▶ [Exercise details]: Read through the records below and copy each line that uses the word "JSON".

(Part of a data file)
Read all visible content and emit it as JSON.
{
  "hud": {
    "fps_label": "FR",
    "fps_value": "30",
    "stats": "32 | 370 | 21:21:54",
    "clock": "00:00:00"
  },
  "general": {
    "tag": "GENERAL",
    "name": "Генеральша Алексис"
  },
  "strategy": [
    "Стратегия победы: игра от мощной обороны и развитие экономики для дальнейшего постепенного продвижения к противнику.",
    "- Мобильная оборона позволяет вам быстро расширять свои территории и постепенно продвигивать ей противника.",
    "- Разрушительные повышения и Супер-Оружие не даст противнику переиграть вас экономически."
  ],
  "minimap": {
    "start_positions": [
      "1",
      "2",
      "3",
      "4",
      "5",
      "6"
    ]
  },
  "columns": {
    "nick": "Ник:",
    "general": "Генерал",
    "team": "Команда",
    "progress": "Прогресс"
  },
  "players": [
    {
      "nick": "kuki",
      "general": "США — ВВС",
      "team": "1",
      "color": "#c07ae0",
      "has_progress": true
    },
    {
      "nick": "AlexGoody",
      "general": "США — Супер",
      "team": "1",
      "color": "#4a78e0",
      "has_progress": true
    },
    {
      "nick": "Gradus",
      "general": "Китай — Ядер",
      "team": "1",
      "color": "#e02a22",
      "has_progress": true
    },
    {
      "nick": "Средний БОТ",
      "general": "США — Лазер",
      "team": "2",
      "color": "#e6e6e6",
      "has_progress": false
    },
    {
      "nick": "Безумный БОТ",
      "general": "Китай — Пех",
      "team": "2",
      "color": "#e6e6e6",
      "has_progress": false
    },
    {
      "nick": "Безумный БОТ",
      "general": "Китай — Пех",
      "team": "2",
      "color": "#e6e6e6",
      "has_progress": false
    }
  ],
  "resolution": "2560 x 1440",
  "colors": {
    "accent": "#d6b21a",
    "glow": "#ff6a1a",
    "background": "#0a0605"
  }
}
--
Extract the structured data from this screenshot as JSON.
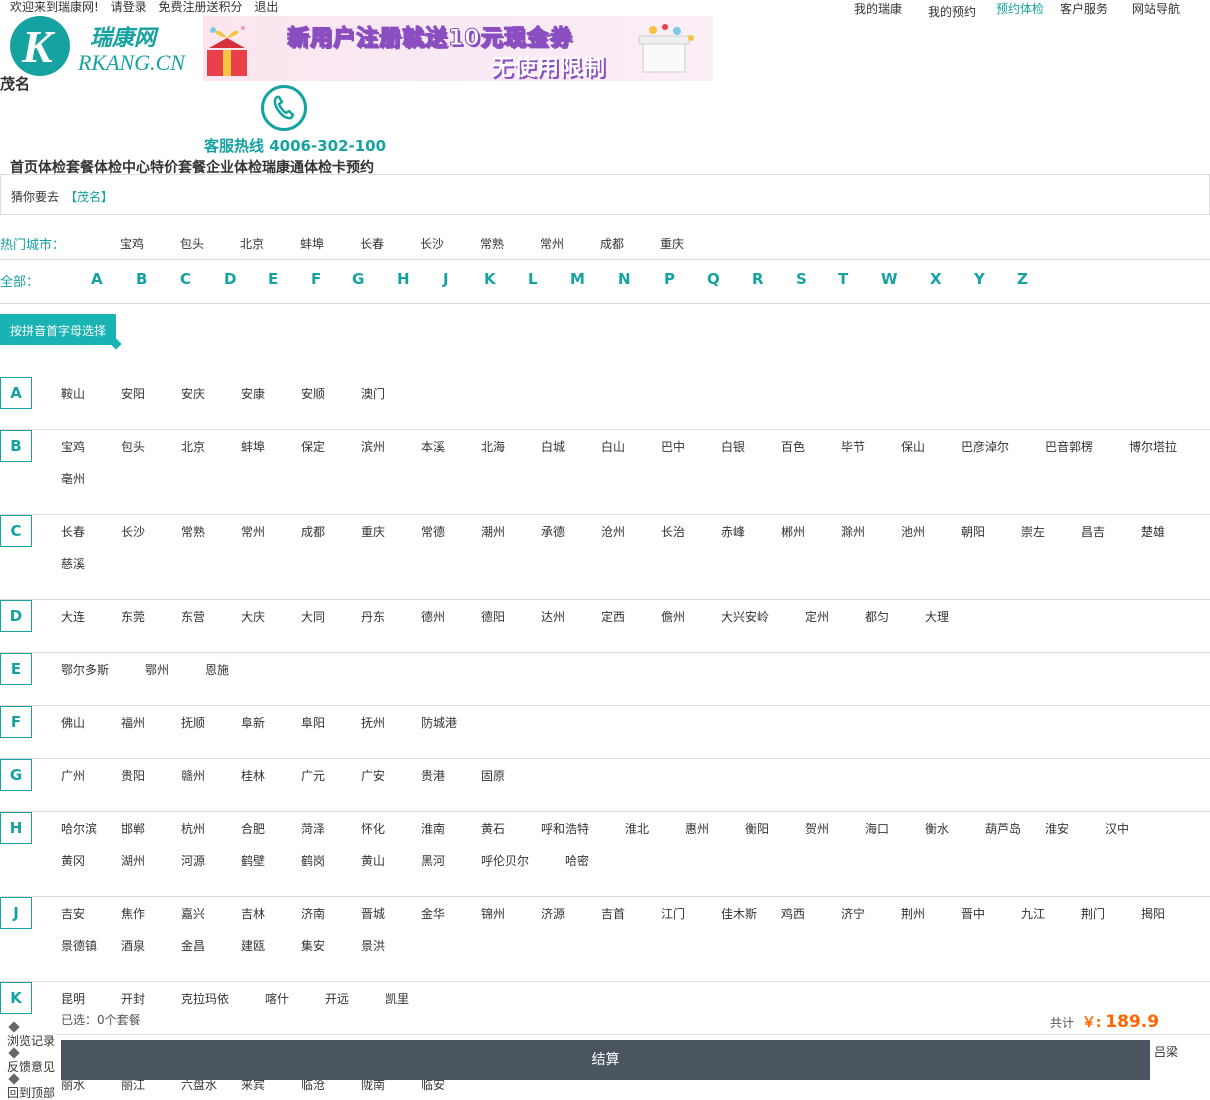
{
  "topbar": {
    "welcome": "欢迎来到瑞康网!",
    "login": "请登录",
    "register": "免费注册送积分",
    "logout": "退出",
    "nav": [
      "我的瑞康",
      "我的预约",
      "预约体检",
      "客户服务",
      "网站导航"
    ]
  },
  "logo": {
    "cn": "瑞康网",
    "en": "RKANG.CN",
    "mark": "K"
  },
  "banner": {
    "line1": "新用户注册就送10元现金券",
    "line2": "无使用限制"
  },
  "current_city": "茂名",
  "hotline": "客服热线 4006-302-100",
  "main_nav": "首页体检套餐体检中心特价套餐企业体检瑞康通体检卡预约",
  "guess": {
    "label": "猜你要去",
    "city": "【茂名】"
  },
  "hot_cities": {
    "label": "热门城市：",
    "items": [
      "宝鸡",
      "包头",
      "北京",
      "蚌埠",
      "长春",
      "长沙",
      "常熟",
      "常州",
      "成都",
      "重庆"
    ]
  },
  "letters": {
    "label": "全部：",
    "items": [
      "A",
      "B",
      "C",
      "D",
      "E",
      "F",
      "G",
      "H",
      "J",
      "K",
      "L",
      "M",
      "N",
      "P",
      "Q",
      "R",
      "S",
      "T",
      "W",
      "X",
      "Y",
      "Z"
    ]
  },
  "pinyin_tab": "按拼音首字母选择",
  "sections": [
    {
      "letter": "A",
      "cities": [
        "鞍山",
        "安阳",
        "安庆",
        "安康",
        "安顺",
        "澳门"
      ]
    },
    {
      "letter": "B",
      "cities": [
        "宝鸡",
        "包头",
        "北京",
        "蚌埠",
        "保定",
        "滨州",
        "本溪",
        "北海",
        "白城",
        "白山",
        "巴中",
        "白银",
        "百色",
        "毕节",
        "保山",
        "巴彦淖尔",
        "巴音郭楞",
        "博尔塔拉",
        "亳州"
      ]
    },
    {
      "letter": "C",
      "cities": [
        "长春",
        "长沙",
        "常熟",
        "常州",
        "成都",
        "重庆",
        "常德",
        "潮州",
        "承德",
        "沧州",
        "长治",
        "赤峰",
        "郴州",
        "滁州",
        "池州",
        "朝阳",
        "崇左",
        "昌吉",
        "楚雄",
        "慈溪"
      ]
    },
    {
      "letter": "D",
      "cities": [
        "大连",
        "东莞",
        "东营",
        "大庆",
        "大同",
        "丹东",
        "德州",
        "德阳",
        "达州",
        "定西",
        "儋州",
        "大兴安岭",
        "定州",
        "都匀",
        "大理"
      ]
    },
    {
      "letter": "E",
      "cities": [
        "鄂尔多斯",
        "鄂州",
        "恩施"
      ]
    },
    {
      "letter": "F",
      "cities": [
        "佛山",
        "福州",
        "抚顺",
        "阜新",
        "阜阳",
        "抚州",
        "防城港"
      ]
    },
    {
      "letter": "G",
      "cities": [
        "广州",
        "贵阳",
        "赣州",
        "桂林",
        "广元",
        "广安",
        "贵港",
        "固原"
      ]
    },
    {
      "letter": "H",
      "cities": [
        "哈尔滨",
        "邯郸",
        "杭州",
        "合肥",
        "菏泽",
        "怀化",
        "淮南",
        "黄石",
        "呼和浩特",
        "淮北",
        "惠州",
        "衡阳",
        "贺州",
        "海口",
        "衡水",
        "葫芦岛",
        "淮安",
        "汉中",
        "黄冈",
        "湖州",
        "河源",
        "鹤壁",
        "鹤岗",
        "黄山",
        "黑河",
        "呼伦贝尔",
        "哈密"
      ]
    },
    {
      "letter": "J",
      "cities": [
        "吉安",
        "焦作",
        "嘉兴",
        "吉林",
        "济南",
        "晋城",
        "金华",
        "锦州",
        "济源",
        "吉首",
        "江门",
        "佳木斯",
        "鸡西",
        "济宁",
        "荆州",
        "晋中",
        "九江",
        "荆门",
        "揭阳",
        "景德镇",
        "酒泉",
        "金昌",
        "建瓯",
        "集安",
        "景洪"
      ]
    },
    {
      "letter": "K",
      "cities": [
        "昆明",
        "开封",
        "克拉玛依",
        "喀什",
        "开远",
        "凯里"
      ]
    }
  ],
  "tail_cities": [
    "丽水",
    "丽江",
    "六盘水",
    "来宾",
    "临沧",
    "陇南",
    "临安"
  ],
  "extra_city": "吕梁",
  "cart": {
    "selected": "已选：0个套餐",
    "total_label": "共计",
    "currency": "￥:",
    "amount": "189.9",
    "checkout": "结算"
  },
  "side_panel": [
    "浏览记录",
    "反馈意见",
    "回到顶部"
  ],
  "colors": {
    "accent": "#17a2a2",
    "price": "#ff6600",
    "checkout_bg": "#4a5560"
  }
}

▶ [Result of this exercise]:
Read all visible content and emit it as JSON.
Extract the structured data from this screenshot as JSON.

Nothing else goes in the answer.